STATED EXERCISE:
Could you write out the records below exactly as they appear?

MATERIALS PROVIDED:
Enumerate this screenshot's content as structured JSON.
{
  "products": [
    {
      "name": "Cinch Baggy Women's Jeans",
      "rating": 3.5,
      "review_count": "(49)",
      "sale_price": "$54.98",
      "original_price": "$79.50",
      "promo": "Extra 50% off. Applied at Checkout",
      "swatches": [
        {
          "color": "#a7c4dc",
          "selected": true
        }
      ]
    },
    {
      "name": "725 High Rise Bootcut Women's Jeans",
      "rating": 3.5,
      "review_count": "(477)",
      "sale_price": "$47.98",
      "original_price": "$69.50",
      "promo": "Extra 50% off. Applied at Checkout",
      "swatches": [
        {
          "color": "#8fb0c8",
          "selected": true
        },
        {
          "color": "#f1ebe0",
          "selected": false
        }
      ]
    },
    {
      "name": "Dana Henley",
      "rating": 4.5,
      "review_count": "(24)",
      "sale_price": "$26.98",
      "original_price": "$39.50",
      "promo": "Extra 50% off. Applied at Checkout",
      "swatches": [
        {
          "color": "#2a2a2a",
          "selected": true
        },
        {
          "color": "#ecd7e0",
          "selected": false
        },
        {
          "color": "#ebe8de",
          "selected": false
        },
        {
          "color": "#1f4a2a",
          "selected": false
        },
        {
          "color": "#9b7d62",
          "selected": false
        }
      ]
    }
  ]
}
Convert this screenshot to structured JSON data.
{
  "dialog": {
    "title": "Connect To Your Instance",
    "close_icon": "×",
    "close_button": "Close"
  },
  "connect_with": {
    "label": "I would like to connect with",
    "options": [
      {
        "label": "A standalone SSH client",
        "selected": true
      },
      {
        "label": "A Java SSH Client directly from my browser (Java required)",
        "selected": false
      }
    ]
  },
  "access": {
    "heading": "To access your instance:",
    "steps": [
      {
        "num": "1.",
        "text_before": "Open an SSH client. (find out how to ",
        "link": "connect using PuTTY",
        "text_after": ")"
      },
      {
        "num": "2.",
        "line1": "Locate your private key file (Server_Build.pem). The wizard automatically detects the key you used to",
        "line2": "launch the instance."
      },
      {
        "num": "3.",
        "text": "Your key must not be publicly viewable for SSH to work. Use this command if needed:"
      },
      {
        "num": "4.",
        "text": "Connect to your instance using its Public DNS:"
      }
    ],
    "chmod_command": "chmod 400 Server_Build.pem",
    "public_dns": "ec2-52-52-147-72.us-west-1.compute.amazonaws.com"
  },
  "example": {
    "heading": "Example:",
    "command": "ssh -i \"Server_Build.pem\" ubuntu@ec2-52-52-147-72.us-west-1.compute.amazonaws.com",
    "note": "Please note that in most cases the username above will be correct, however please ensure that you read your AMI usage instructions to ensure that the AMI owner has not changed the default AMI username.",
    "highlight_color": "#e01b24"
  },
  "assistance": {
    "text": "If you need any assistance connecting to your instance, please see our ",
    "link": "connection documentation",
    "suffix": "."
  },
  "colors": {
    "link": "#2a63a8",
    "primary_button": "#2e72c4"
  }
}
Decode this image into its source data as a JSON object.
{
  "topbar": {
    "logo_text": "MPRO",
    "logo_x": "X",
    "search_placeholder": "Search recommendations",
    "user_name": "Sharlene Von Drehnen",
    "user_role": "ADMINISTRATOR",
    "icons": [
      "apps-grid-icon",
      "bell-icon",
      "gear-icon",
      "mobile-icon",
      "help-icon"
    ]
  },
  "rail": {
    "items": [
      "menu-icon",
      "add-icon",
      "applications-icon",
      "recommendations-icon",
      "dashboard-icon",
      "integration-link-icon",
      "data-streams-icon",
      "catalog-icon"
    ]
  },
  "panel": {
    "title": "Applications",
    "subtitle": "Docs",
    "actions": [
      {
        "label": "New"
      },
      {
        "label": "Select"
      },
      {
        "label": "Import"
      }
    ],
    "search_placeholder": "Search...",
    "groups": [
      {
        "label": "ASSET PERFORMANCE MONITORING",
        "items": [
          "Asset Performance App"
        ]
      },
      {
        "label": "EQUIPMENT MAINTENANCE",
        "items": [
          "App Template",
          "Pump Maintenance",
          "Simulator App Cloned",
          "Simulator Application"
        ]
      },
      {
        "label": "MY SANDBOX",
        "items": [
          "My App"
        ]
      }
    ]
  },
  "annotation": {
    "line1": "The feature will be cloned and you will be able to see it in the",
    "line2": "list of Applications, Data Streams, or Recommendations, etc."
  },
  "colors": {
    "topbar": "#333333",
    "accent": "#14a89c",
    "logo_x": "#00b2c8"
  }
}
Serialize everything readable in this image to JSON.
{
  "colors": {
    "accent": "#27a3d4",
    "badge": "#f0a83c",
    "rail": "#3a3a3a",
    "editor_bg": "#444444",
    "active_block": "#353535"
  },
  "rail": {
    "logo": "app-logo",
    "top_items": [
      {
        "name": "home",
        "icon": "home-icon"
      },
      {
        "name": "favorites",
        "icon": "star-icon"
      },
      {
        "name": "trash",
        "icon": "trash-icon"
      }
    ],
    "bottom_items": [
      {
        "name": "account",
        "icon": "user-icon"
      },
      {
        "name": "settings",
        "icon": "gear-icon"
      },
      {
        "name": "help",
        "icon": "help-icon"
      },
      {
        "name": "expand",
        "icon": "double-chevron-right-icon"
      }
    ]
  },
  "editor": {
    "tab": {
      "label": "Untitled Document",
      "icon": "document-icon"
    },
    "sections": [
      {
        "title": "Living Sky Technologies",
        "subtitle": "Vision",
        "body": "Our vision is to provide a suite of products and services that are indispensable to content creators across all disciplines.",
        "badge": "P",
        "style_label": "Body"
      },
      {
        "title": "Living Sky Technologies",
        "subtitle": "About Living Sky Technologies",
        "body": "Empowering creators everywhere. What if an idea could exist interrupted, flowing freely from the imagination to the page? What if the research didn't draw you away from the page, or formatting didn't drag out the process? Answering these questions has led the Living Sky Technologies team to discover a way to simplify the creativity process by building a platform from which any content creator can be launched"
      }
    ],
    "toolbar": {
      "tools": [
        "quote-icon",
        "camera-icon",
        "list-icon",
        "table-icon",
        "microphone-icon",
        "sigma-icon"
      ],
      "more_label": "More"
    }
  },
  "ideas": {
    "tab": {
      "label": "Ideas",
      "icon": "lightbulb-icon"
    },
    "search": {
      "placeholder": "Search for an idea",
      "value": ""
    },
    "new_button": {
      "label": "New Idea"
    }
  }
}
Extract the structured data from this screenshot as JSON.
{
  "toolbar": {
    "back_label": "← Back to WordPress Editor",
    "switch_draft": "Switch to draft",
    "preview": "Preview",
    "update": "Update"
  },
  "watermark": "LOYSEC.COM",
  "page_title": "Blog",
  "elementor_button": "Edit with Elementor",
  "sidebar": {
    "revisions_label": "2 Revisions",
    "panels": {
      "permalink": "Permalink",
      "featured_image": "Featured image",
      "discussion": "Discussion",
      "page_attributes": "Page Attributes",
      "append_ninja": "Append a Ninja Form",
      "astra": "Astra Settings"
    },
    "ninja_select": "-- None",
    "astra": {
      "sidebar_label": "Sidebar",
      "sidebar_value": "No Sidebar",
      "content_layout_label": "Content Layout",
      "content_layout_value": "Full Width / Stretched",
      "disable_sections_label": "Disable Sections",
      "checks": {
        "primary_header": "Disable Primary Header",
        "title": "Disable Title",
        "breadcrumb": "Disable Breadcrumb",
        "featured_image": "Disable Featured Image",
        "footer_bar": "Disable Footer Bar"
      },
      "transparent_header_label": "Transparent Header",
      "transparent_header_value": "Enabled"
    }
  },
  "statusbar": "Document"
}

ANSWER:
Enumerate this screenshot's content as structured JSON.
{
  "products": [
    {
      "name": "Cinch Baggy Women's Jeans",
      "rating": 3.5,
      "review_count": "(49)",
      "sale_price": "$54.98",
      "original_price": "$79.50",
      "promo": "Extra 50% off. Applied at Checkout",
      "swatches": [
        {
          "color": "#a7c4dc",
          "selected": true
        }
      ]
    },
    {
      "name": "725 High Rise Bootcut Women's Jeans",
      "rating": 3.5,
      "review_count": "(477)",
      "sale_price": "$47.98",
      "original_price": "$69.50",
      "promo": "Extra 50% off. Applied at Checkout",
      "swatches": [
        {
          "color": "#8fb0c8",
          "selected": true
        },
        {
          "color": "#f1ebe0",
          "selected": false
        }
      ]
    },
    {
      "name": "Dana Henley",
      "rating": 4.5,
      "review_count": "(24)",
      "sale_price": "$26.98",
      "original_price": "$39.50",
      "promo": "Extra 50% off. Applied at Checkout",
      "swatches": [
        {
          "color": "#2a2a2a",
          "selected": true
        },
        {
          "color": "#ecd7e0",
          "selected": false
        },
        {
          "color": "#ebe8de",
          "selected": false
        },
        {
          "color": "#1f4a2a",
          "selected": false
        },
        {
          "color": "#9b7d62",
          "selected": false
        }
      ]
    }
  ]
}
Convert this screenshot to structured JSON data.
{
  "dialog": {
    "title": "Connect To Your Instance",
    "close_icon": "×",
    "close_button": "Close"
  },
  "connect_with": {
    "label": "I would like to connect with",
    "options": [
      {
        "label": "A standalone SSH client",
        "selected": true
      },
      {
        "label": "A Java SSH Client directly from my browser (Java required)",
        "selected": false
      }
    ]
  },
  "access": {
    "heading": "To access your instance:",
    "steps": [
      {
        "num": "1.",
        "text_before": "Open an SSH client. (find out how to ",
        "link": "connect using PuTTY",
        "text_after": ")"
      },
      {
        "num": "2.",
        "line1": "Locate your private key file (Server_Build.pem). The wizard automatically detects the key you used to",
        "line2": "launch the instance."
      },
      {
        "num": "3.",
        "text": "Your key must not be publicly viewable for SSH to work. Use this command if needed:"
      },
      {
        "num": "4.",
        "text": "Connect to your instance using its Public DNS:"
      }
    ],
    "chmod_command": "chmod 400 Server_Build.pem",
    "public_dns": "ec2-52-52-147-72.us-west-1.compute.amazonaws.com"
  },
  "example": {
    "heading": "Example:",
    "command": "ssh -i \"Server_Build.pem\" ubuntu@ec2-52-52-147-72.us-west-1.compute.amazonaws.com",
    "note": "Please note that in most cases the username above will be correct, however please ensure that you read your AMI usage instructions to ensure that the AMI owner has not changed the default AMI username.",
    "highlight_color": "#e01b24"
  },
  "assistance": {
    "text": "If you need any assistance connecting to your instance, please see our ",
    "link": "connection documentation",
    "suffix": "."
  },
  "colors": {
    "link": "#2a63a8",
    "primary_button": "#2e72c4"
  }
}
Decode this image into its source data as a JSON object.
{
  "topbar": {
    "logo_text": "MPRO",
    "logo_x": "X",
    "search_placeholder": "Search recommendations",
    "user_name": "Sharlene Von Drehnen",
    "user_role": "ADMINISTRATOR",
    "icons": [
      "apps-grid-icon",
      "bell-icon",
      "gear-icon",
      "mobile-icon",
      "help-icon"
    ]
  },
  "rail": {
    "items": [
      "menu-icon",
      "add-icon",
      "applications-icon",
      "recommendations-icon",
      "dashboard-icon",
      "integration-link-icon",
      "data-streams-icon",
      "catalog-icon"
    ]
  },
  "panel": {
    "title": "Applications",
    "subtitle": "Docs",
    "actions": [
      {
        "label": "New"
      },
      {
        "label": "Select"
      },
      {
        "label": "Import"
      }
    ],
    "search_placeholder": "Search...",
    "groups": [
      {
        "label": "ASSET PERFORMANCE MONITORING",
        "items": [
          "Asset Performance App"
        ]
      },
      {
        "label": "EQUIPMENT MAINTENANCE",
        "items": [
          "App Template",
          "Pump Maintenance",
          "Simulator App Cloned",
          "Simulator Application"
        ]
      },
      {
        "label": "MY SANDBOX",
        "items": [
          "My App"
        ]
      }
    ]
  },
  "annotation": {
    "line1": "The feature will be cloned and you will be able to see it in the",
    "line2": "list of Applications, Data Streams, or Recommendations, etc."
  },
  "colors": {
    "topbar": "#333333",
    "accent": "#14a89c",
    "logo_x": "#00b2c8"
  }
}
Serialize everything readable in this image to JSON.
{
  "colors": {
    "accent": "#27a3d4",
    "badge": "#f0a83c",
    "rail": "#3a3a3a",
    "editor_bg": "#444444",
    "active_block": "#353535"
  },
  "rail": {
    "logo": "app-logo",
    "top_items": [
      {
        "name": "home",
        "icon": "home-icon"
      },
      {
        "name": "favorites",
        "icon": "star-icon"
      },
      {
        "name": "trash",
        "icon": "trash-icon"
      }
    ],
    "bottom_items": [
      {
        "name": "account",
        "icon": "user-icon"
      },
      {
        "name": "settings",
        "icon": "gear-icon"
      },
      {
        "name": "help",
        "icon": "help-icon"
      },
      {
        "name": "expand",
        "icon": "double-chevron-right-icon"
      }
    ]
  },
  "editor": {
    "tab": {
      "label": "Untitled Document",
      "icon": "document-icon"
    },
    "sections": [
      {
        "title": "Living Sky Technologies",
        "subtitle": "Vision",
        "body": "Our vision is to provide a suite of products and services that are indispensable to content creators across all disciplines.",
        "badge": "P",
        "style_label": "Body"
      },
      {
        "title": "Living Sky Technologies",
        "subtitle": "About Living Sky Technologies",
        "body": "Empowering creators everywhere. What if an idea could exist interrupted, flowing freely from the imagination to the page? What if the research didn't draw you away from the page, or formatting didn't drag out the process? Answering these questions has led the Living Sky Technologies team to discover a way to simplify the creativity process by building a platform from which any content creator can be launched"
      }
    ],
    "toolbar": {
      "tools": [
        "quote-icon",
        "camera-icon",
        "list-icon",
        "table-icon",
        "microphone-icon",
        "sigma-icon"
      ],
      "more_label": "More"
    }
  },
  "ideas": {
    "tab": {
      "label": "Ideas",
      "icon": "lightbulb-icon"
    },
    "search": {
      "placeholder": "Search for an idea",
      "value": ""
    },
    "new_button": {
      "label": "New Idea"
    }
  }
}
Extract the structured data from this screenshot as JSON.
{
  "toolbar": {
    "back_label": "← Back to WordPress Editor",
    "switch_draft": "Switch to draft",
    "preview": "Preview",
    "update": "Update"
  },
  "watermark": "LOYSEC.COM",
  "page_title": "Blog",
  "elementor_button": "Edit with Elementor",
  "sidebar": {
    "revisions_label": "2 Revisions",
    "panels": {
      "permalink": "Permalink",
      "featured_image": "Featured image",
      "discussion": "Discussion",
      "page_attributes": "Page Attributes",
      "append_ninja": "Append a Ninja Form",
      "astra": "Astra Settings"
    },
    "ninja_select": "-- None",
    "astra": {
      "sidebar_label": "Sidebar",
      "sidebar_value": "No Sidebar",
      "content_layout_label": "Content Layout",
      "content_layout_value": "Full Width / Stretched",
      "disable_sections_label": "Disable Sections",
      "checks": {
        "primary_header": "Disable Primary Header",
        "title": "Disable Title",
        "breadcrumb": "Disable Breadcrumb",
        "featured_image": "Disable Featured Image",
        "footer_bar": "Disable Footer Bar"
      },
      "transparent_header_label": "Transparent Header",
      "transparent_header_value": "Enabled"
    }
  },
  "statusbar": "Document"
}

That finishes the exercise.